TRECHO PARA LEITURA →
* * * *

Jay segue sua vida tranqüila, ao lado de sua irmã, seus amigos e o garoto com quem está saindo, num início de namoro. Após fazer sexo com o rapaz no banco de trás de um carro (cena clássica no cinema americano) o filme entra de vez no terreno do horror. O rapaz amarra Jay, a leva a um prédio em ruínas e no meio da noite confessa que ela está contaminada, que o sexo entre os dois transmitiu a ela uma maldição: ela será sempre seguida por algo, uma força maligna que não tem explicação, que a irá perseguir aonde quer que esteja e sempre irá surgir como uma pessoa diferente (muitas vezes com o corpo de alguém que ela conhece, que ela ama) que só ela verá, que a irá perseguir andando lentamente, sempre reto, em sua direção, para matá-la. Resta à jovem sempre fugir, correr e se distanciar. A única forma dela se livrar dessa maldição, é fazer sexo com outra pessoa e transmitir a maldição a ela, se livrando momentaneamente do perigo. Mas se essa pessoa for morta, a força sobrenatural voltará a persegui-la para matá-la e depois ir atrás daquele que a contaminou. O sexo como agente desencadeador do mal exatamente na vida de adolescentes que estão descobrindo e começando a explorar suas sexualidades, mais um fator que Mitchell usa para relacionar a presença da condenação ligada aos hábitos e às pulsões mais naturais do ser humano.

* * * *

MATERIAL FORNECIDO →

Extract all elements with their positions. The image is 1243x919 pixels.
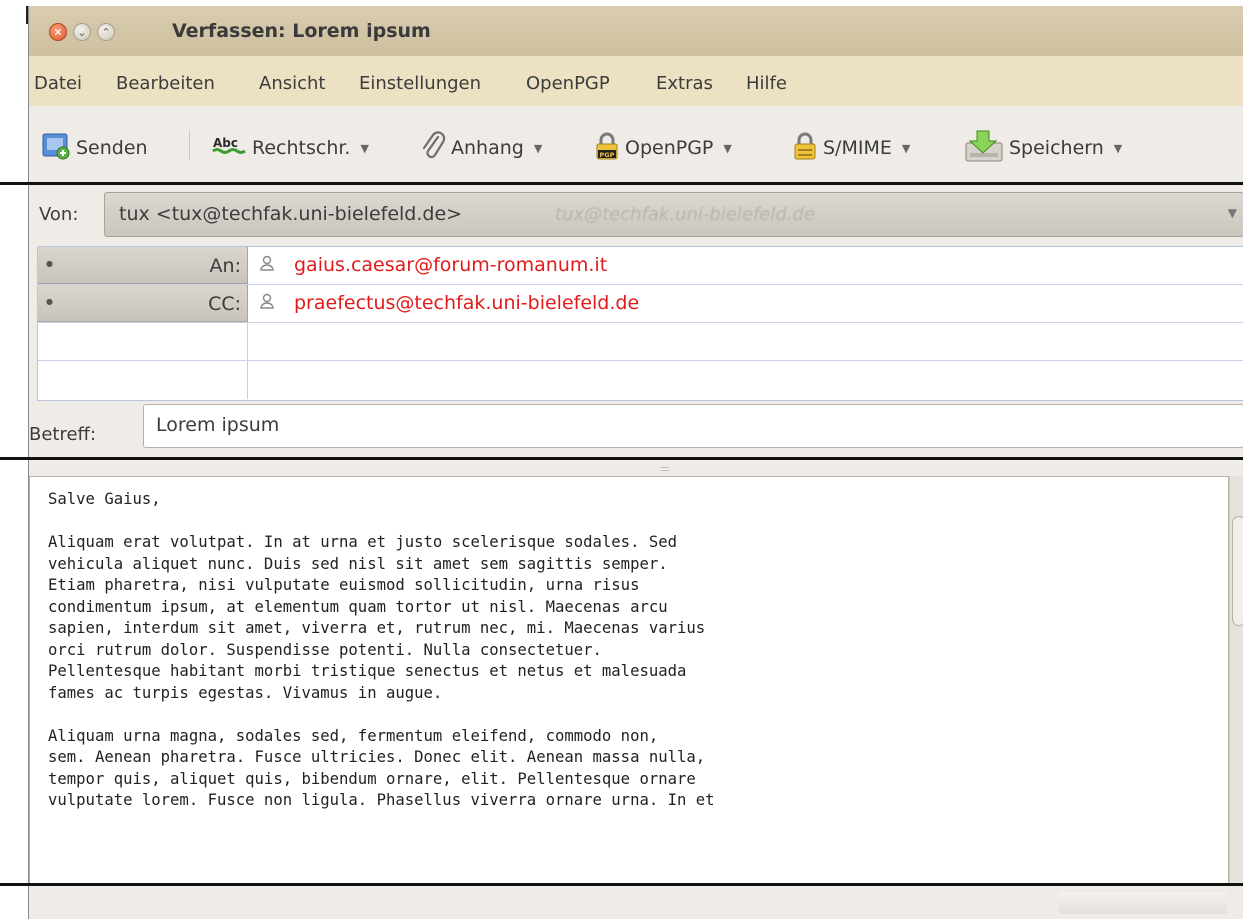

* * * *

REQUISITOS DO EXERCÍCIO →
1. No trecho sobre a maldição de Jay, qual é a única forma de ela se livrar da maldição?
2. Prolongue o trecho sobre a maldição de Jay, começando logo após a última frase apresentada.

RESPOSTAS DO EXERCÍCIO →
1. Fazer sexo com outra pessoa e transmitir a maldição a ela.

2.
O filme todo será Jay sendo perseguida, fugindo, mas sempre retornando a sua casa. Num primeiro momento ninguém acredita nela, mas aos poucos, sua irmã e seus amigos passam a acreditar e também passam a viver o horror e a ameaça que persegue a menina. O filme é composto por movimentos cíclicos, que sempre retornam: Jay e seus amigos fogem, mas a força os persegue, aonde quer que eles estejam, o mal estará sempre em seu encalço. A qualquer momento figuras estranhas, com aspecto de mortos vivos, olhar e movimentos similares aos dos zumbis (a construção visual dos tipos que perseguem Jay, suas presenças em cena, bem como a maneira como eles e seus movimentos são filmados são um destaque a parte em ‘Corrente do Mal’), irão surgir e caminhar de forma lenta e aterrorizante em direção de Jay. Um dos grandes méritos de Mitchell é construir ‘Corrente do Mal’ como um labirinto circular, as ações sempre seguem o movimento cíclico, de fuga e retorno, para novas fugas e retornos. Não existe saída para Jay. Tudo o que ela tenta para se livrar da maldição não funciona, sua condenação parece não ter fim.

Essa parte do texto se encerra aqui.